→ GOAL OF THE EXERCISE: Reproduce the passage below on data collection in Berlin, Leipzig and Dortmund in full, word for word.

→ TEXT EXTRACT:
--

In session 1, we collected data in six different administrative regions in Berlin, including regions directly at the former border of the Berlin Wall (Neukölln, Mitte and Pankow) and regions in former East and West Berlin hinterlands (Zehlendorf, Steglitz and Weissensee). The sample size of session 1 was 259 participants. In session 2, we collected data in four different administrative regions in Leipzig (Gohlis-Centre, Leipzig Mitte, Paunsdorf-Centre and Ratzelbogen), a city in former East Germany as well as two different administrative regions in Dortmund (Hörde and Innenstadt), a city in former West Germany (Fig. 1). Both cities were chosen because they are similar in terms of size and average income of the citizens.1 The sample size of session 2 was 275 participants (139 in Leipzig and 136 in Dortmund).
According to Article 1 of the German ID Card Law (Personalausweisgesetz), every German is required to possess and show upon request a passport or ID card from the age of sixteen. Passports and ID cards are valid for up to 10 years and thereafter need to be renewed. A fine of up to 5000 EUR can be imposed in cases of non-compliance. Hence, even Germans who do not need a passport or ID card for travel purposes have a strong incentive to possess at least one of the two documents. Furthermore, when a passport or ID card is ordered, the applicants must collect it themselves. A proxy person can collect the documents only in narrowly defined exceptional cases. This set of requirements gives us confidence that the people collecting their passport or ID card at the citizen centre represent a random sample of the population in the respective cities.2 The average age of our participants is 37.8 years with a standard deviation of 14.1 years; 48 percent are female.3 For further descriptive statistics, see Appendix A Table A.1.

--

→ DATA EXCERPT:

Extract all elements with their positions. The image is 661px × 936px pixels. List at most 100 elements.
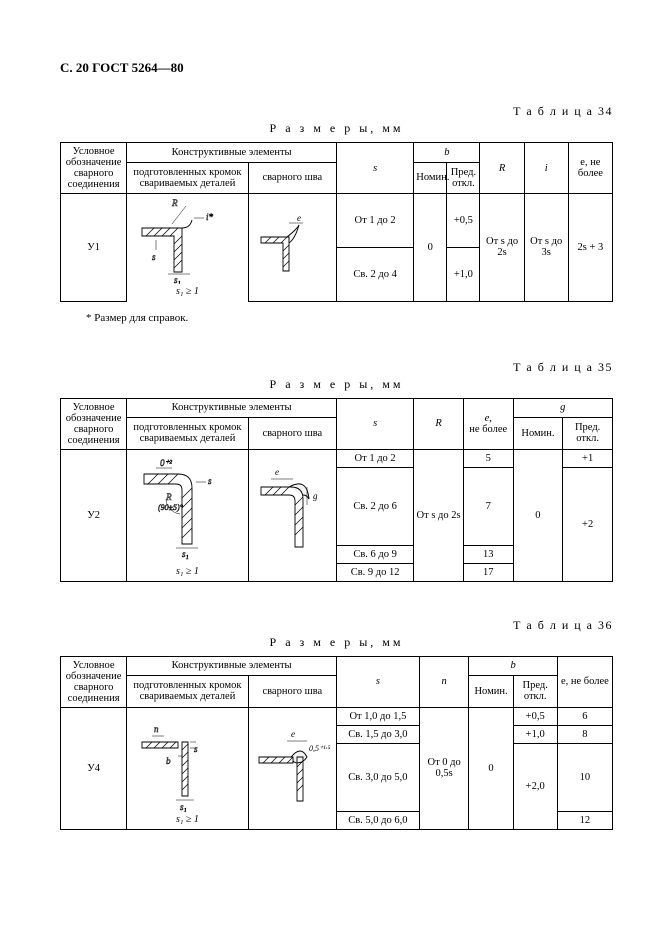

--

→ WORKED ANSWER:
In session 1, we collected data in six different administrative regions in Berlin, including regions directly at the former border of the Berlin Wall (Neukölln, Mitte and Pankow) and regions in former East and West Berlin hinterlands (Zehlendorf, Steglitz and Weissensee). The sample size of session 1 was 259 participants. In session 2, we collected data in four different administrative regions in Leipzig (Gohlis-Centre, Leipzig Mitte, Paunsdorf-Centre and Ratzelbogen), a city in former East Germany as well as two different administrative regions in Dortmund (Hörde and Innenstadt), a city in former West Germany (Fig. 1). Both cities were chosen because they are similar in terms of size and average income of the citizens.1 The sample size of session 2 was 275 participants (139 in Leipzig and 136 in Dortmund).
According to Article 1 of the German ID Card Law (Personalausweisgesetz), every German is required to possess and show upon request a passport or ID card from the age of sixteen. Passports and ID cards are valid for up to 10 years and thereafter need to be renewed. A fine of up to 5000 EUR can be imposed in cases of non-compliance. Hence, even Germans who do not need a passport or ID card for travel purposes have a strong incentive to possess at least one of the two documents. Furthermore, when a passport or ID card is ordered, the applicants must collect it themselves. A proxy person can collect the documents only in narrowly defined exceptional cases. This set of requirements gives us confidence that the people collecting their passport or ID card at the citizen centre represent a random sample of the population in the respective cities.2 The average age of our participants is 37.8 years with a standard deviation of 14.1 years; 48 percent are female.3 For further descriptive statistics, see Appendix A Table A.1.